Text to read –
::::
By allowing the yuan to freely float, the People’s Bank of China is permitting for an adjustment in relative prices. Prior to this weekend’s decision, conditions would have to reach equilibrium by wages and prices. Also, the move is beneficial for China in terms of growing the purchasing power of the nation, while cooling inflation as consumer prices soared an annualized 3.1 percent in May, surpassing economists expectations. In addition, the decision reduces the probability of an aggressive policy tightening or credit controls. On the other hand, market participants should not overlook the downside effects that Chinese decision will have on U.S. Treasuries. Smaller trade imbalances and a decline in the purchasing flow will basically result in China purchasing less of U.S. Treasuries.
All in all, this move seems to be a politically inspired decision ahead of the G-20 meeting and we can see traders slowly digesting the recent news as the overnight rally in most major currencies against the U.S. dollar is tapering off. Looking ahead, China’s move will surely be a focus at next week’s meeting.
::::
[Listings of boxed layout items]
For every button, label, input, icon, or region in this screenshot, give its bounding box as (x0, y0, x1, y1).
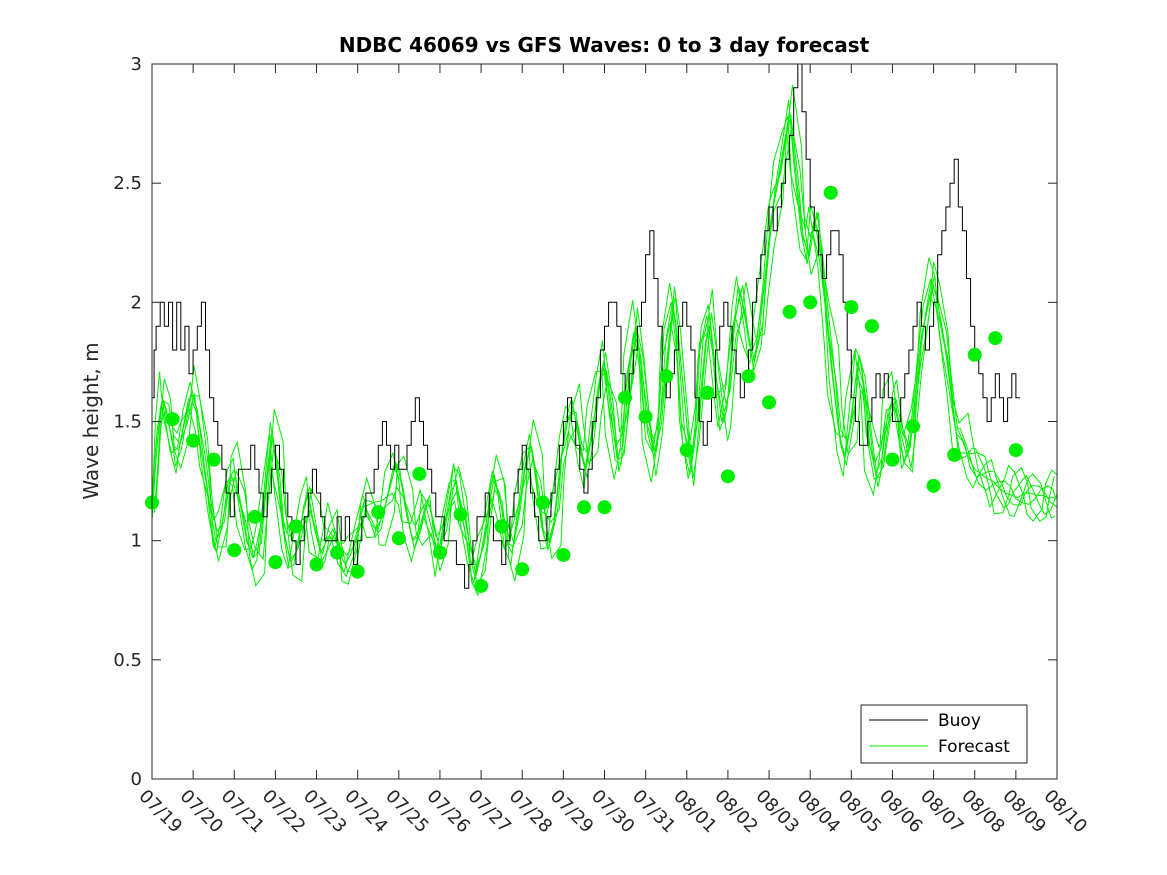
buoy-series (152, 63, 1020, 589)
forecast-marker (165, 412, 180, 427)
forecast-marker (967, 347, 982, 362)
y-tick-label: 1.5 (113, 412, 142, 433)
forecast-marker (227, 543, 242, 558)
forecast-marker (371, 505, 386, 520)
forecast-ensemble-line-4 (151, 116, 1056, 571)
forecast-marker (556, 547, 571, 562)
forecast-marker (576, 500, 591, 515)
legend: Buoy Forecast (860, 704, 1028, 764)
forecast-daily-markers (145, 185, 1023, 593)
legend-forecast-label: Forecast (938, 737, 1010, 757)
forecast-marker (700, 385, 715, 400)
y-tick-label: 1 (131, 531, 142, 552)
forecast-marker (515, 562, 530, 577)
forecast-marker (844, 300, 859, 315)
legend-buoy-label: Buoy (938, 711, 981, 731)
y-tick-label: 3 (131, 54, 142, 75)
forecast-marker (474, 578, 489, 593)
forecast-marker (453, 507, 468, 522)
forecast-marker (947, 447, 962, 462)
forecast-marker (782, 304, 797, 319)
forecast-marker (638, 409, 653, 424)
y-axis-label: Wave height, m (79, 342, 103, 499)
forecast-marker (988, 331, 1003, 346)
forecast-marker (741, 369, 756, 384)
forecast-marker (309, 557, 324, 572)
forecast-marker (206, 452, 221, 467)
y-tick-label: 2.5 (113, 173, 142, 194)
chart-title: NDBC 46069 vs GFS Waves: 0 to 3 day fore… (339, 33, 870, 57)
legend-box (860, 704, 1028, 764)
forecast-marker (535, 495, 550, 510)
forecast-ensemble-line-2 (151, 99, 1057, 583)
forecast-marker (432, 545, 447, 560)
forecast-marker (268, 555, 283, 570)
forecast-marker (885, 452, 900, 467)
forecast-marker (597, 500, 612, 515)
forecast-marker (391, 531, 406, 546)
forecast-marker (494, 519, 509, 534)
forecast-marker (823, 185, 838, 200)
y-tick-label: 2 (131, 292, 142, 313)
forecast-marker (720, 469, 735, 484)
forecast-marker (288, 519, 303, 534)
forecast-marker (1008, 443, 1023, 458)
buoy-line (152, 63, 1020, 589)
forecast-marker (350, 564, 365, 579)
forecast-marker (618, 390, 633, 405)
forecast-marker (412, 466, 427, 481)
forecast-ensemble-line-5 (157, 84, 1058, 597)
forecast-marker (659, 369, 674, 384)
y-tick-label: 0.5 (113, 650, 142, 671)
forecast-marker (864, 319, 879, 334)
forecast-marker (247, 509, 262, 524)
forecast-marker (330, 545, 345, 560)
forecast-ensemble-line-3 (155, 125, 1058, 586)
y-tick-label: 0 (131, 769, 142, 790)
forecast-marker (762, 395, 777, 410)
forecast-marker (926, 478, 941, 493)
forecast-marker (186, 433, 201, 448)
forecast-marker (803, 295, 818, 310)
forecast-marker (906, 419, 921, 434)
forecast-marker (679, 443, 694, 458)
::::
Task directions – In one to three sentences, explain why the yuan passage expects the Chinese decision to weigh on U.S. Treasuries. Rely only on the text for what comes next.

Result of this task – Letting the yuan float will lead to smaller trade imbalances and a decline in the purchasing flow. As a result, China will purchase less of U.S. Treasuries.